→ **Provided records**:
★ ★ ★
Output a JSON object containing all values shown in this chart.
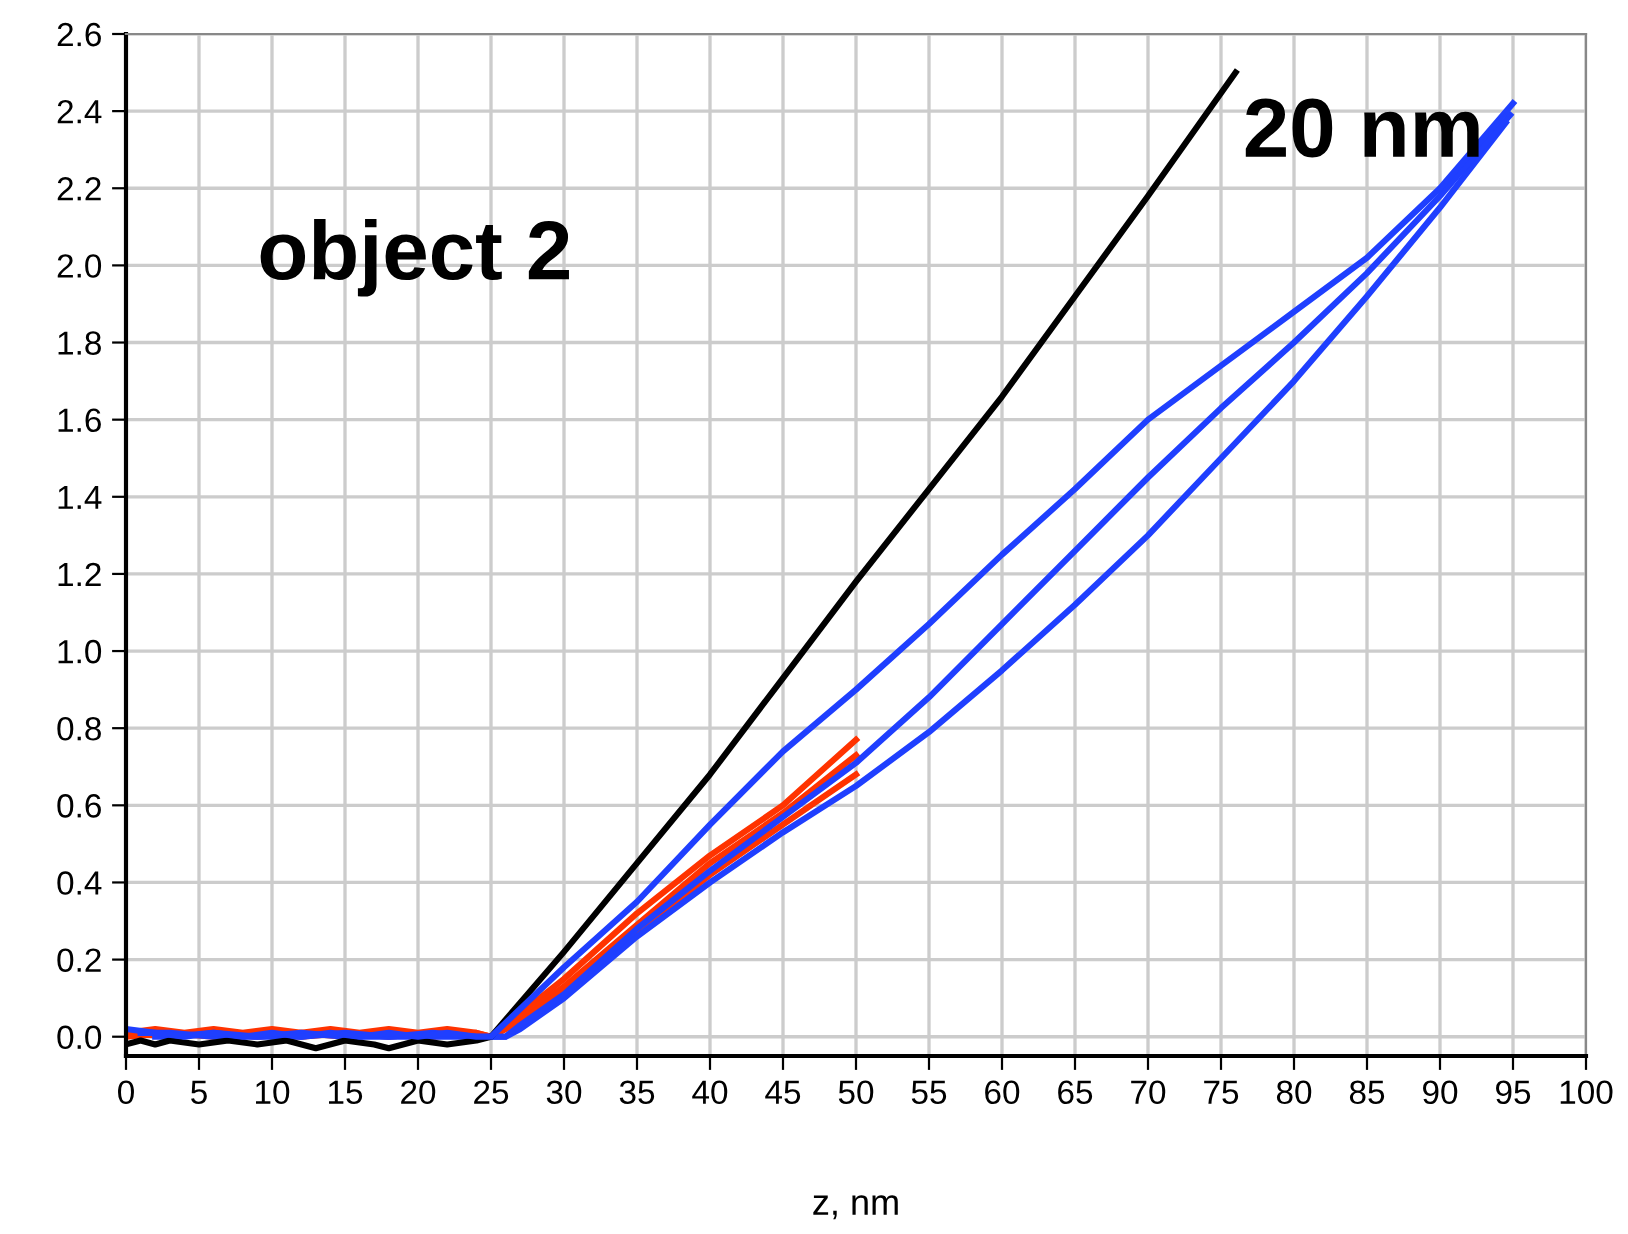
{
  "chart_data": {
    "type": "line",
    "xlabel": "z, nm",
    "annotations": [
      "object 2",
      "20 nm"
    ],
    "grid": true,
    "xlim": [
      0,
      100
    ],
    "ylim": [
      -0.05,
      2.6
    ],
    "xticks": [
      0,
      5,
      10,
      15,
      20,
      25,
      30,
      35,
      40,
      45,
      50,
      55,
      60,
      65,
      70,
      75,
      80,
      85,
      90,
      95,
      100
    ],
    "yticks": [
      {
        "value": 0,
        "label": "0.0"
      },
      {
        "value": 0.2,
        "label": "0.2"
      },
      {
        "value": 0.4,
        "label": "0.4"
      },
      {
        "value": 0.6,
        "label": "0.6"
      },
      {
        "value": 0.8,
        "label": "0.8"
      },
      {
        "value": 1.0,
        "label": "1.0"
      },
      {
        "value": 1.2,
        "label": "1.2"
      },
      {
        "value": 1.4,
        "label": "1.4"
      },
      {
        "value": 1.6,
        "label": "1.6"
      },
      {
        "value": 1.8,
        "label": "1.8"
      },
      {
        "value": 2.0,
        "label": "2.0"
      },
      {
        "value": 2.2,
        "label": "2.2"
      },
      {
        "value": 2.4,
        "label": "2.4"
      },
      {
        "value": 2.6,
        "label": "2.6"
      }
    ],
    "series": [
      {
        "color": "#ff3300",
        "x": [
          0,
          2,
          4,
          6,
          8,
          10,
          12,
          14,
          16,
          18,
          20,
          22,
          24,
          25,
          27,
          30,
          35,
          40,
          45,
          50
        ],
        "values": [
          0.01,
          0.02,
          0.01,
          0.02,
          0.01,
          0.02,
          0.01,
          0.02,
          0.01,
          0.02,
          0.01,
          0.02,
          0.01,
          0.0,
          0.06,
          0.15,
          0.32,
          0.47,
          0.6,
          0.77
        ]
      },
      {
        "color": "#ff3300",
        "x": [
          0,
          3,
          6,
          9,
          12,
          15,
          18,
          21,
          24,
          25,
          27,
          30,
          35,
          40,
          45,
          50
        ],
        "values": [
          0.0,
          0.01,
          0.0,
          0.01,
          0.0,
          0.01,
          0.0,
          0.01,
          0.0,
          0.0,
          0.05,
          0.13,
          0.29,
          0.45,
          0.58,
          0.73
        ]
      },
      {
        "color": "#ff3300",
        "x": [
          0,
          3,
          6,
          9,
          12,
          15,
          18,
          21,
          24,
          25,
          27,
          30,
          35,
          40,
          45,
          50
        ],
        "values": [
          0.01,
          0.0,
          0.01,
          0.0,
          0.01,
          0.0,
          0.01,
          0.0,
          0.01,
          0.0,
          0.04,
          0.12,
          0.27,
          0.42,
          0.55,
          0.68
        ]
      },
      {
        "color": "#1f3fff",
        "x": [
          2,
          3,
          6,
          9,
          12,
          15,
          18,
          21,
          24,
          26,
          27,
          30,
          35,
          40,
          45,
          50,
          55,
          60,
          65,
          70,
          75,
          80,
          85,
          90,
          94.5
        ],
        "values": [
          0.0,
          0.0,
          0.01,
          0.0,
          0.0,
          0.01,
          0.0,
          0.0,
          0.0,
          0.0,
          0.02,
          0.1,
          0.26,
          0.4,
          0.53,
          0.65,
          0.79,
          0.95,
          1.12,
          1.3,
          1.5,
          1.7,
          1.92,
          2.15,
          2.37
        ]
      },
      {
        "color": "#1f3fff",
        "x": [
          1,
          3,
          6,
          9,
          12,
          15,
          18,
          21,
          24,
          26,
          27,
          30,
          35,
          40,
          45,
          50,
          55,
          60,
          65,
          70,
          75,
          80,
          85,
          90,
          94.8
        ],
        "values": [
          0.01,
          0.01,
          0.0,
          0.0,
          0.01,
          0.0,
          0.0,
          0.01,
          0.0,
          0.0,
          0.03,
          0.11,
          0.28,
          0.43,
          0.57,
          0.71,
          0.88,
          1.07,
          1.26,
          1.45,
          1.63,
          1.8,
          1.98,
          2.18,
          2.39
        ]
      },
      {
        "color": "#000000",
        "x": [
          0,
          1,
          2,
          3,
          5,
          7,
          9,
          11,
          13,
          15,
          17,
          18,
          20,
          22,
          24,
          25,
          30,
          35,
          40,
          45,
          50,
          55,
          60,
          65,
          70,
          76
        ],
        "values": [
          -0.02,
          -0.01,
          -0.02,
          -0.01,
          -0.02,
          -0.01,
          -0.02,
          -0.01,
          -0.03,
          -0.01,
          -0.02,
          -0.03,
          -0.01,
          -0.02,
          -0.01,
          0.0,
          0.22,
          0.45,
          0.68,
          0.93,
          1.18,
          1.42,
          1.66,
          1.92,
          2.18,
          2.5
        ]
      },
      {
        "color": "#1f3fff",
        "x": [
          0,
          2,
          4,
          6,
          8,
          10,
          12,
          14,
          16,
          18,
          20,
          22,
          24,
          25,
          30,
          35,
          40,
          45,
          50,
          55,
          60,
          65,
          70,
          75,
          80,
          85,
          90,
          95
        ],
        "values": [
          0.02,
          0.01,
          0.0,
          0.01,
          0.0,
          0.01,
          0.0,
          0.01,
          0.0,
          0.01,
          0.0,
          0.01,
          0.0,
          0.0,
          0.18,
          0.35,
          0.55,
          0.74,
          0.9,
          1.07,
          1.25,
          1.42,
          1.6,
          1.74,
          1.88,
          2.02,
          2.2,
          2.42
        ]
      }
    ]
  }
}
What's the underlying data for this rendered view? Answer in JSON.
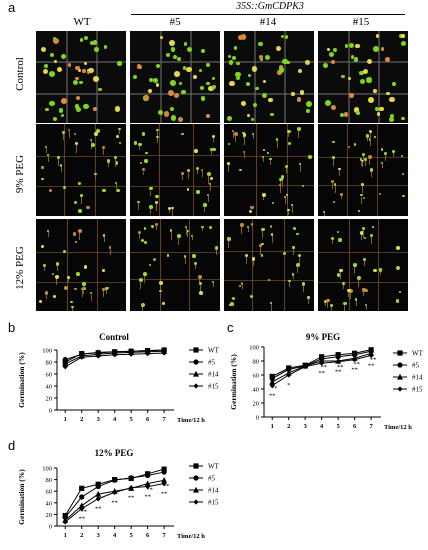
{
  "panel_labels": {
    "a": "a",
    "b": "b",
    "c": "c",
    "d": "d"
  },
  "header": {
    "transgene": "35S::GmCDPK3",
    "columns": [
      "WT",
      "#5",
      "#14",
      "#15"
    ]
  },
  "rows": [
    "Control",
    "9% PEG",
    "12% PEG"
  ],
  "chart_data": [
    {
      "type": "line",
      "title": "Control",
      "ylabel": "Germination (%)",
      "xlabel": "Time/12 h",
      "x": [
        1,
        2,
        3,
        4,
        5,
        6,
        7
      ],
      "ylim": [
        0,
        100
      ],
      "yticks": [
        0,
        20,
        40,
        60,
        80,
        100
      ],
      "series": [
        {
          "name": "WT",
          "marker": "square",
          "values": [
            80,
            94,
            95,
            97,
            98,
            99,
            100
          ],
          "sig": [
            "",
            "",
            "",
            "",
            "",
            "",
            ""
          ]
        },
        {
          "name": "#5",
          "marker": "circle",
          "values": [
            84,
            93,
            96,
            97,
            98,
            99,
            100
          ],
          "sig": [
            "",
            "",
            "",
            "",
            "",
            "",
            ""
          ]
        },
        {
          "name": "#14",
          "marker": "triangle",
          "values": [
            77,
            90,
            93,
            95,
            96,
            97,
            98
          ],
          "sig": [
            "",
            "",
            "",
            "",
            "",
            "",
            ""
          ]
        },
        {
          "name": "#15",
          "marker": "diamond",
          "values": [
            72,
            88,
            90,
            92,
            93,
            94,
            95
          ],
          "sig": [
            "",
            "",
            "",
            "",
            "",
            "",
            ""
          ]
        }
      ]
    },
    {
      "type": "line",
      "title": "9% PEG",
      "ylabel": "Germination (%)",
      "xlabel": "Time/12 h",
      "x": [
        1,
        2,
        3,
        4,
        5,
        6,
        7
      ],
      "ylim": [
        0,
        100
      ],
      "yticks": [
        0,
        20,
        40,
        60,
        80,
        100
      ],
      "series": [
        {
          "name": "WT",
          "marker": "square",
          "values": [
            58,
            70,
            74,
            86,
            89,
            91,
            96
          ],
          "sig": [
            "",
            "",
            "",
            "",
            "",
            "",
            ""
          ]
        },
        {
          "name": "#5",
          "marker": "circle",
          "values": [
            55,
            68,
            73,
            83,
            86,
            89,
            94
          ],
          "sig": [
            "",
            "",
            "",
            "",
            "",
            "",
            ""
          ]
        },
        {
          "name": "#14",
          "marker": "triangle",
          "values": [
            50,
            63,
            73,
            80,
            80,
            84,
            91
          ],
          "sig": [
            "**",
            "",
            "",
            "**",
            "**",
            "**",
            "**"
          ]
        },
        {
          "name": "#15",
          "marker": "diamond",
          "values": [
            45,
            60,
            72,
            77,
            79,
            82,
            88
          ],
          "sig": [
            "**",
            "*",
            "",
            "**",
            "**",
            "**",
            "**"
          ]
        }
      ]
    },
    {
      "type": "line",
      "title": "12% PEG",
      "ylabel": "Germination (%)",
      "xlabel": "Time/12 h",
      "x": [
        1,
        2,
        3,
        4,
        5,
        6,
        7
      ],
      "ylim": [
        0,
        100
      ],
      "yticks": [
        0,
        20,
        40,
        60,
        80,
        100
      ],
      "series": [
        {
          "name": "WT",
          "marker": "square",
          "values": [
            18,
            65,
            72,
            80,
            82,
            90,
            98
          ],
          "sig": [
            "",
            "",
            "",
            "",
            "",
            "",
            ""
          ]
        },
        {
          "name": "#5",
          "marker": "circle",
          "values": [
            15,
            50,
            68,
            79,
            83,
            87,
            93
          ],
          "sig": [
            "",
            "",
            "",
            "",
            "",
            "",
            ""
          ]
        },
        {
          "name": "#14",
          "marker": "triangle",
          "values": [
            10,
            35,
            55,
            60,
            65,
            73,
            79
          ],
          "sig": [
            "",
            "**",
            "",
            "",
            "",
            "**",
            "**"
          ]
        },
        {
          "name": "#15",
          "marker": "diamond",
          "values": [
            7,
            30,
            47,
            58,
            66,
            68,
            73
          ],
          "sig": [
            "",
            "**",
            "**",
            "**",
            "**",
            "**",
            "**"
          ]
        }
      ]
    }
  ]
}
★ ★ ★
→ **Instructions to follow**: Select from the material above each line in which the string "title" appears, and list those lines.

→ **Full answer**:
      "title": "Control",
      "title": "9% PEG",
      "title": "12% PEG",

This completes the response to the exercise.